SET EXERCISE> Nothing should be left out: output all of the entries exactly.

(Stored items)
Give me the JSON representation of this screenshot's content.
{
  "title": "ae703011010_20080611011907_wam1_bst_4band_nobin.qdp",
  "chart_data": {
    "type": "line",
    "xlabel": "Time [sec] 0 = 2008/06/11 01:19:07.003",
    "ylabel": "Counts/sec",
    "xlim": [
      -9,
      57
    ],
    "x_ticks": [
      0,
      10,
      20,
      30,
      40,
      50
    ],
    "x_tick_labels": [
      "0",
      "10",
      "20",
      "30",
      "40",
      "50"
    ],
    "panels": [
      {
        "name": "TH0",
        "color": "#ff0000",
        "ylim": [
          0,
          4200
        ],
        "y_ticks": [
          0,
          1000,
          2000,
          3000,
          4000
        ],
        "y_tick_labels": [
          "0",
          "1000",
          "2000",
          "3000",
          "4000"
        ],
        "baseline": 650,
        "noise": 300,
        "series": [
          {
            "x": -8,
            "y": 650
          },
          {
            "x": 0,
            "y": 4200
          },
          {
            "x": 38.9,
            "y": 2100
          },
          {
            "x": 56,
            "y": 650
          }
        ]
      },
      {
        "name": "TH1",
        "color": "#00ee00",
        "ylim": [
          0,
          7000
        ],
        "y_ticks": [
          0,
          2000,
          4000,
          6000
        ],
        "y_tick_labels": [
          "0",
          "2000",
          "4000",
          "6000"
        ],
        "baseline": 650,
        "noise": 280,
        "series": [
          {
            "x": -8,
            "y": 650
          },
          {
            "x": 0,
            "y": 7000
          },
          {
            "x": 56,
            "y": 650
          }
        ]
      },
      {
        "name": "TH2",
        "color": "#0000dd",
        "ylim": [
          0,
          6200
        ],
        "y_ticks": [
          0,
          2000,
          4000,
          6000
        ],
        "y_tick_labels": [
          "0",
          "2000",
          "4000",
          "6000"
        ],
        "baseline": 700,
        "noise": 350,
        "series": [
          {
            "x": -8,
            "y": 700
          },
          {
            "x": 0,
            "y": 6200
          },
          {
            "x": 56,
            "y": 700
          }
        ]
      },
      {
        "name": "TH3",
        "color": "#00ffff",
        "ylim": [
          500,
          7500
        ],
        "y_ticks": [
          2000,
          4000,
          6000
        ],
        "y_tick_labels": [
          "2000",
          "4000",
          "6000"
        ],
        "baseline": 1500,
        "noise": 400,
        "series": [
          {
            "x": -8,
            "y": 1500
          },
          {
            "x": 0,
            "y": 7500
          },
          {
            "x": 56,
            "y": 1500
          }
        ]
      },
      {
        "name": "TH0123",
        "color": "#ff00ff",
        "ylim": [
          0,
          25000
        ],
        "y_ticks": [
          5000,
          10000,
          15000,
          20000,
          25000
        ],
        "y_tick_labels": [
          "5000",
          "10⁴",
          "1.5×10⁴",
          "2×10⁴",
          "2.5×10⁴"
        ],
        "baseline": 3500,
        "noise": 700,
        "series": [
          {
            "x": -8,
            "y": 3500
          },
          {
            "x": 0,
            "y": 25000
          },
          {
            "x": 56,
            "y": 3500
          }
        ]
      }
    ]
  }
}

WRITTEN RESPONSE>
Give me the JSON representation of this screenshot's content.
{
  "title": "ae703011010_20080611011907_wam1_bst_4band_nobin.qdp",
  "chart_data": {
    "type": "line",
    "xlabel": "Time [sec] 0 = 2008/06/11 01:19:07.003",
    "ylabel": "Counts/sec",
    "xlim": [
      -9,
      57
    ],
    "x_ticks": [
      0,
      10,
      20,
      30,
      40,
      50
    ],
    "x_tick_labels": [
      "0",
      "10",
      "20",
      "30",
      "40",
      "50"
    ],
    "panels": [
      {
        "name": "TH0",
        "color": "#ff0000",
        "ylim": [
          0,
          4200
        ],
        "y_ticks": [
          0,
          1000,
          2000,
          3000,
          4000
        ],
        "y_tick_labels": [
          "0",
          "1000",
          "2000",
          "3000",
          "4000"
        ],
        "baseline": 650,
        "noise": 300,
        "series": [
          {
            "x": -8,
            "y": 650
          },
          {
            "x": 0,
            "y": 4200
          },
          {
            "x": 38.9,
            "y": 2100
          },
          {
            "x": 56,
            "y": 650
          }
        ]
      },
      {
        "name": "TH1",
        "color": "#00ee00",
        "ylim": [
          0,
          7000
        ],
        "y_ticks": [
          0,
          2000,
          4000,
          6000
        ],
        "y_tick_labels": [
          "0",
          "2000",
          "4000",
          "6000"
        ],
        "baseline": 650,
        "noise": 280,
        "series": [
          {
            "x": -8,
            "y": 650
          },
          {
            "x": 0,
            "y": 7000
          },
          {
            "x": 56,
            "y": 650
          }
        ]
      },
      {
        "name": "TH2",
        "color": "#0000dd",
        "ylim": [
          0,
          6200
        ],
        "y_ticks": [
          0,
          2000,
          4000,
          6000
        ],
        "y_tick_labels": [
          "0",
          "2000",
          "4000",
          "6000"
        ],
        "baseline": 700,
        "noise": 350,
        "series": [
          {
            "x": -8,
            "y": 700
          },
          {
            "x": 0,
            "y": 6200
          },
          {
            "x": 56,
            "y": 700
          }
        ]
      },
      {
        "name": "TH3",
        "color": "#00ffff",
        "ylim": [
          500,
          7500
        ],
        "y_ticks": [
          2000,
          4000,
          6000
        ],
        "y_tick_labels": [
          "2000",
          "4000",
          "6000"
        ],
        "baseline": 1500,
        "noise": 400,
        "series": [
          {
            "x": -8,
            "y": 1500
          },
          {
            "x": 0,
            "y": 7500
          },
          {
            "x": 56,
            "y": 1500
          }
        ]
      },
      {
        "name": "TH0123",
        "color": "#ff00ff",
        "ylim": [
          0,
          25000
        ],
        "y_ticks": [
          5000,
          10000,
          15000,
          20000,
          25000
        ],
        "y_tick_labels": [
          "5000",
          "10⁴",
          "1.5×10⁴",
          "2×10⁴",
          "2.5×10⁴"
        ],
        "baseline": 3500,
        "noise": 700,
        "series": [
          {
            "x": -8,
            "y": 3500
          },
          {
            "x": 0,
            "y": 25000
          },
          {
            "x": 56,
            "y": 3500
          }
        ]
      }
    ]
  }
}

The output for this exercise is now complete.